- _Text block_:
*-*-*

Tuesday, June 18, 2024

Unwarranted Extrapolation?

 kw: analyses, greenhouse effect, climate crisis, carbon dioxide, logistic curve

Introduction

We are daily exhorted to worry about the climate, about "carbon pollution", about the "existential crisis" of "human caused global warming". As I have written elsewhere, before I was a teen I had learned how to analyze the greenhouse effect in the atmosphere of Earth caused by water vapor and carbon dioxide. Decades later I read that if the "windows" in the spectrum between the edges of the absorption bands of carbon dioxide were "closed", the total warming would be less than 4°C (7°F). Still later a series of "official" reports were issued, based primarily on computer modeling, making projections of the warming caused by increased carbon dioxide, with low, moderate, or high estimates of the temperatures that are expected. The reports are dire, the warnings are shrill. They are overdone.

This essay is not a quantitative analysis with lots of math or equations. It is conceptual, but, I hope, not simply "arm waving".

Greenhouse Gases

Let's look first at the two primary gases that affect Earth's temperature by modifying how light from the Sun is reflected and absorbed.

Water Vapor

In the past, one would see in the literature of atmospheric warming by the Sun a statement such as, "Without water in the atmosphere, the average temperature of Earth would be colder by 33°C or 59°F." This makes water vapor by far the most important greenhouse gas. We'll see more in a moment.

Carbon Dioxide

Once the infrared absorption spectrum of carbon dioxide was determined, a few scientists calculated how its concentration in the atmosphere might be adding to the greenhouse effect caused by water vapor. One of these was Svante Arrhenius. Late in the 19th Century he published his calculation that if the amount of carbon dioxide in the atmosphere were doubled (it was at that time about 300 ppm), average temperature of Earth's atmosphere would rise by between 1.5°C and 2°C (that's 2.7°F to 3.6°F).

Infrared Spectra

My first job, by which I worked my way through a couple of years of college, was performing infrared spectroscopy for a project funded by the Department of Defense. I became quite familiar with the way certain gases absorb and, when heated, emit infrared light. This image (one of many similar) shows the infrared absorption spectra of water vapor and carbon dioxide:


These spectra do not include visible light, which would be a little to the left, between 0.4µm and 0.7µm. The abbreviation "µm" means "micrometers", also called "microns", or millionths of a meter. It is immediately evident why water vapor is a strong greenhouse gas. While it doesn't absorb visible light, it absorbs many wide bands of infrared. The next graphic shows why these gases are important:

This chart, from an article in 2010 by Clive Best, shows the balance between solar radiation and terrestrial radiation. This time the wavelength scale starts at zero, so it includes visible and ultraviolet radiation. About 1/3 of the Sun's light is in the visible range; the cream-colored band in the image shows how it is divided up. The surface of the Earth also emits thermal radiation, at longer wavelengths, which we see in the right half. Simply put, if there were no absorption in the atmosphere, the blue "mountain" would mostly fill in under the blue curve of the three. The "blocked" radiation shows the greenhouse effect.

*-*-*

- _Items_:
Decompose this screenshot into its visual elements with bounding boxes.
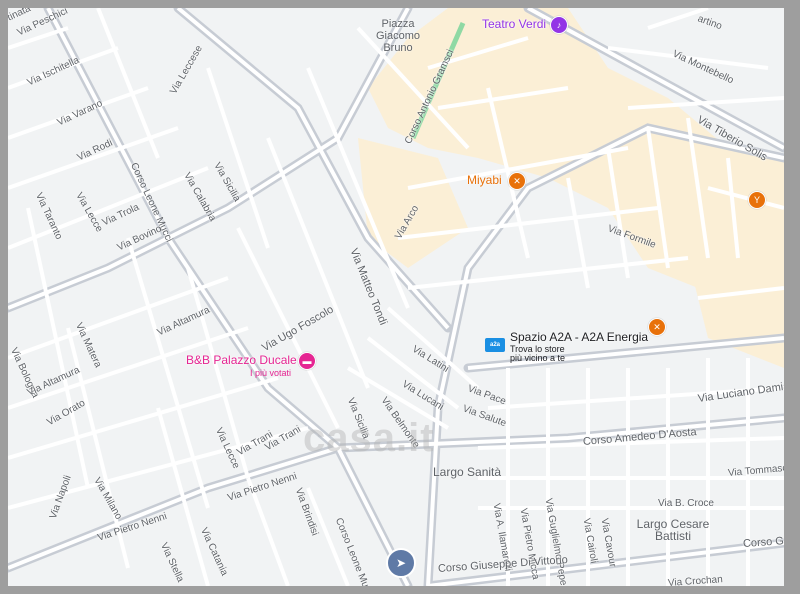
- restaurant-icon[interactable]: ✕: [508, 172, 526, 190]
- a2a-desc-2: più vicino a te: [510, 353, 566, 363]
- place-largo-sanita: Largo Sanità: [433, 465, 502, 479]
- poi-miyabi-label[interactable]: Miyabi: [467, 173, 502, 187]
- a2a-name[interactable]: Spazio A2A - A2A Energia: [510, 330, 648, 344]
- casa-watermark: casa.it: [303, 416, 435, 460]
- place-piazza-bruno: Piazza Giacomo Bruno: [375, 18, 421, 54]
- place-largo-battisti: Largo Cesare Battisti: [636, 517, 710, 543]
- a2a-logo-icon[interactable]: a2a: [485, 338, 505, 352]
- poi-bnb-sublabel: I più votati: [250, 368, 292, 378]
- restaurant-icon[interactable]: ✕: [648, 318, 666, 336]
- street-label: Via B. Croce: [658, 498, 714, 509]
- map-canvas[interactable]: Piazza Giacomo Bruno Largo Sanità Largo …: [8, 8, 784, 586]
- theater-icon[interactable]: ♪: [550, 16, 568, 34]
- poi-teatro-verdi-label[interactable]: Teatro Verdi: [482, 17, 546, 31]
- hotel-icon[interactable]: ▬: [298, 352, 316, 370]
- navigation-arrow-icon[interactable]: ➤: [386, 548, 416, 578]
- bar-icon[interactable]: Y: [748, 191, 766, 209]
- poi-bnb-label[interactable]: B&B Palazzo Ducale: [186, 353, 297, 367]
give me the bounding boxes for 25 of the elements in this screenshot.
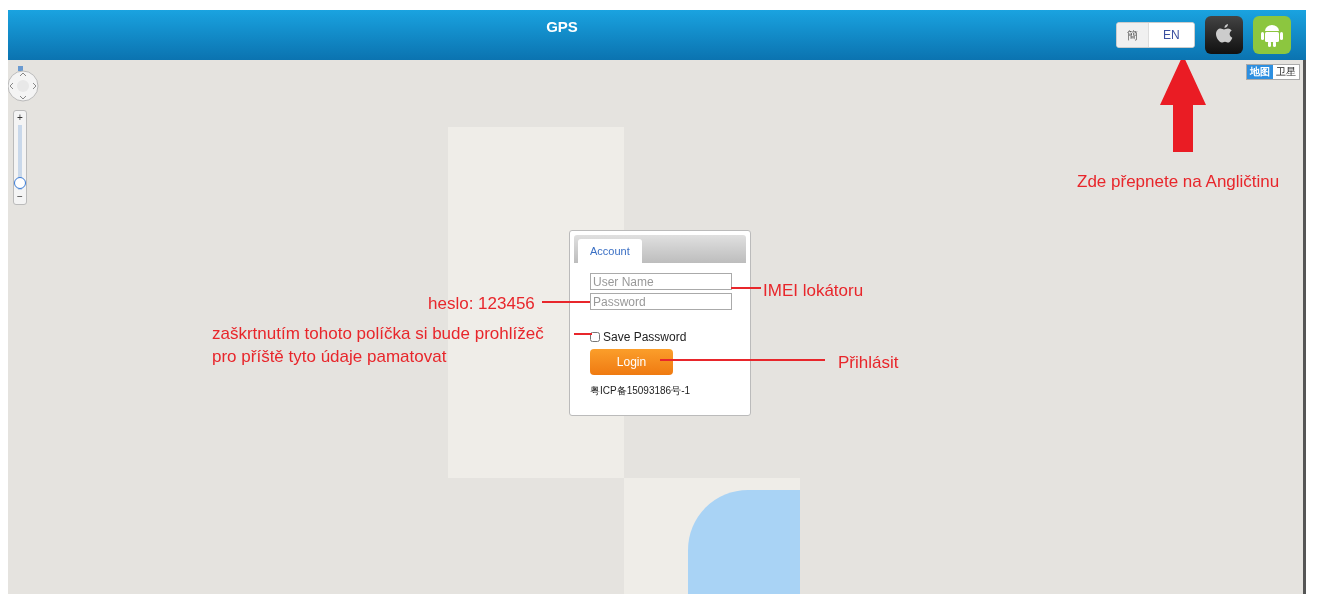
map-type-button[interactable]: 卫星 <box>1273 65 1299 79</box>
zoom-in-button[interactable]: + <box>17 113 23 123</box>
leader-line <box>731 287 761 289</box>
pan-control[interactable] <box>8 66 39 104</box>
zoom-out-button[interactable]: − <box>17 192 23 202</box>
language-option[interactable]: 簡 <box>1117 23 1149 47</box>
icp-license-text: 粤ICP备15093186号-1 <box>590 384 692 398</box>
username-field[interactable]: User Name <box>590 273 732 290</box>
leader-line <box>542 301 590 303</box>
leader-line <box>574 333 592 335</box>
android-robot-icon <box>1259 22 1284 48</box>
save-password-checkbox[interactable] <box>590 332 600 342</box>
account-tab[interactable]: Account <box>578 239 642 263</box>
annotation-text: Zde přepnete na Angličtinu <box>1077 171 1280 193</box>
zoom-slider[interactable]: + − <box>13 110 27 205</box>
zoom-thumb[interactable] <box>14 177 26 189</box>
save-password-label[interactable]: Save Password <box>603 328 687 346</box>
annotation-text: heslo: 123456 <box>428 293 535 315</box>
ios-app-button[interactable] <box>1204 16 1243 54</box>
app-title: GPS <box>546 16 578 37</box>
annotation-text: Přihlásit <box>838 352 899 374</box>
annotation-text: IMEI lokátoru <box>763 280 864 302</box>
password-field[interactable]: Password <box>590 293 732 310</box>
android-app-button[interactable] <box>1252 16 1291 54</box>
annotation-text: zaškrtnutím tohoto políčka si bude prohlížeč pro příště tyto údaje pamatovat <box>212 323 545 368</box>
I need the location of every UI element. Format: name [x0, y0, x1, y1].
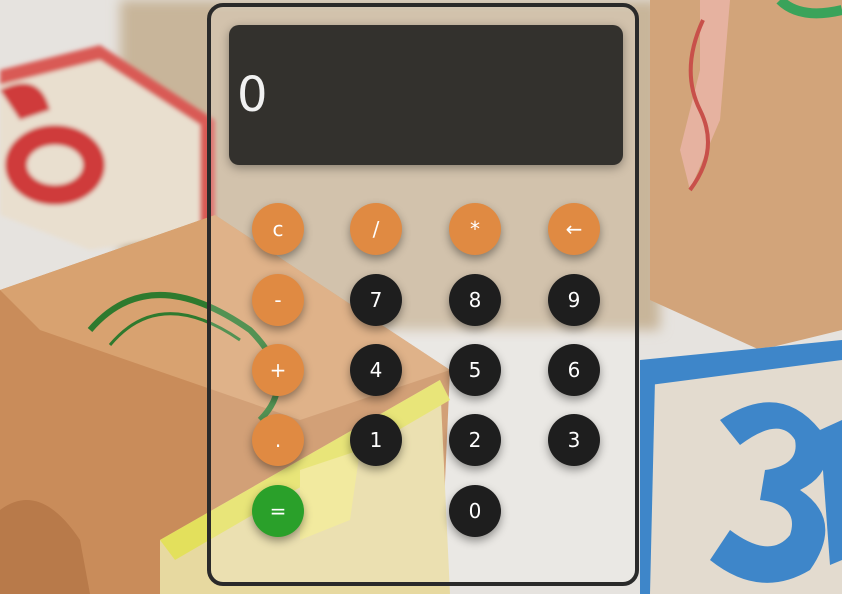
- digit-0-button[interactable]: 0: [449, 485, 501, 537]
- digit-1-button[interactable]: 1: [350, 414, 402, 466]
- digit-7-button[interactable]: 7: [350, 274, 402, 326]
- backspace-button[interactable]: ←: [548, 203, 600, 255]
- minus-button[interactable]: -: [252, 274, 304, 326]
- divide-button[interactable]: /: [350, 203, 402, 255]
- equals-button[interactable]: =: [252, 485, 304, 537]
- digit-5-button[interactable]: 5: [449, 344, 501, 396]
- calculator: 0 c / * ← - 7 8 9 + 4 5 6 . 1 2 3 = 0: [207, 3, 639, 586]
- digit-4-button[interactable]: 4: [350, 344, 402, 396]
- decimal-button[interactable]: .: [252, 414, 304, 466]
- digit-3-button[interactable]: 3: [548, 414, 600, 466]
- digit-2-button[interactable]: 2: [449, 414, 501, 466]
- clear-button[interactable]: c: [252, 203, 304, 255]
- digit-8-button[interactable]: 8: [449, 274, 501, 326]
- digit-6-button[interactable]: 6: [548, 344, 600, 396]
- multiply-button[interactable]: *: [449, 203, 501, 255]
- display: 0: [229, 25, 623, 165]
- display-value: 0: [237, 67, 268, 123]
- digit-9-button[interactable]: 9: [548, 274, 600, 326]
- plus-button[interactable]: +: [252, 344, 304, 396]
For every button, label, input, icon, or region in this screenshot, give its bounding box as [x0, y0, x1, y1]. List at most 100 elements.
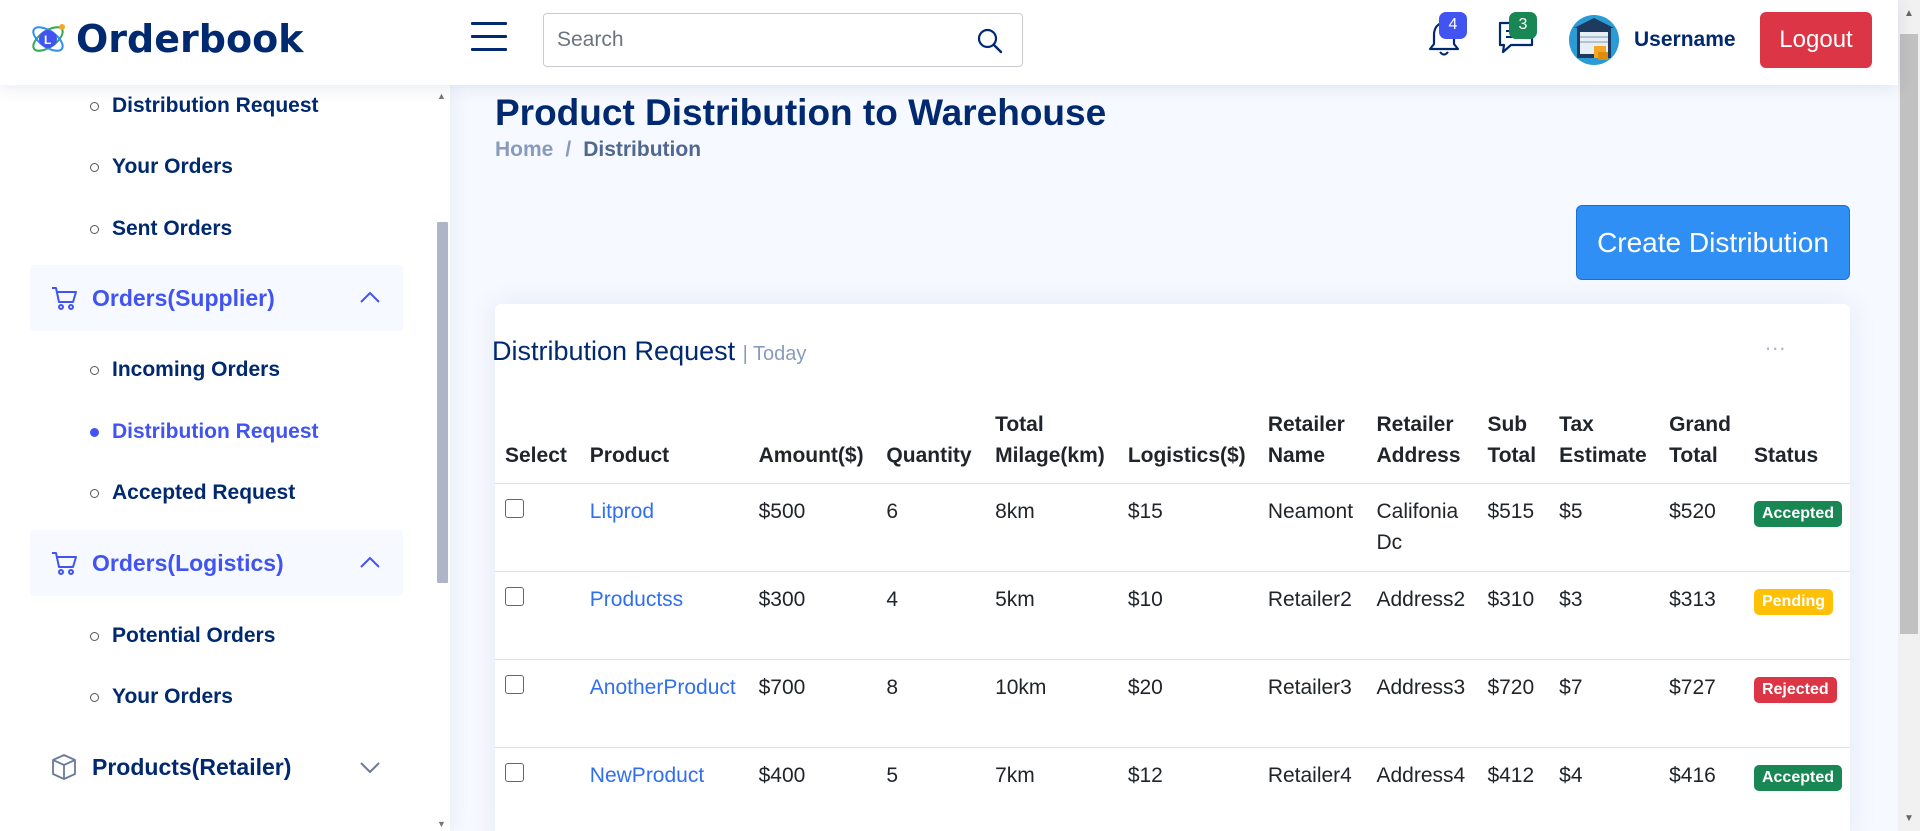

*-*-*

- _Task to complete_: Write the next part of the essay on greenhouse gases and climate projections, picking up after its final sentence.

- _Exercise response_:
For clarity, three thermal infrared radiation curves are shown for different surface temperatures:

  • Black: 210K = -63°C = -145°F, deep winter cold in central Siberia or Antarctica
  • Blue: 260K = -13°C = +9°F, a cold winter day in Denver or London
  • Lavender: 310K = 37°C = 99°F, just above body temperature, or a hot summer day in NYC

These three curves, and the red curve for the much hotter Sun, show theoretical emission from a "black body", which is a theoretically perfect absorber and perfect emitter. Just for fun, check out the lavender curve: If you get the flu and your temperature is just a couple degrees above normal, a spectrometer pointed at you would record peak radiation from your skin at about 9µm, with significant amounts in the range 5µm-22µm. To a spectroscopist, the range of wavelengths longer than 5µm, out to about 50µm, is longwave infrared, also known as thermal infrared.

Just below the red-blue section we find a combined spectrum for a generalized atmosphere ("Total Absorption and Scattering"), and then spectra for several gases, starting with water vapor and carbon dioxide. These two together produce most of the combined spectrum shown just above water vapor.

Look carefully at the rightmost absorption band for carbon dioxide. It mostly overlaps the major band for water vapor. This shows that the two gases do not act independently. When humidity is high, the differential effect of carbon dioxide is small, but in dry air, carbon dioxide has a stronger effect.

The other major absorption band for carbon dioxide, between 4µm and 5µm, is near the edges of the thermal radiation bands, so it has even less effect. It is little affected by the nearby band for water vapor.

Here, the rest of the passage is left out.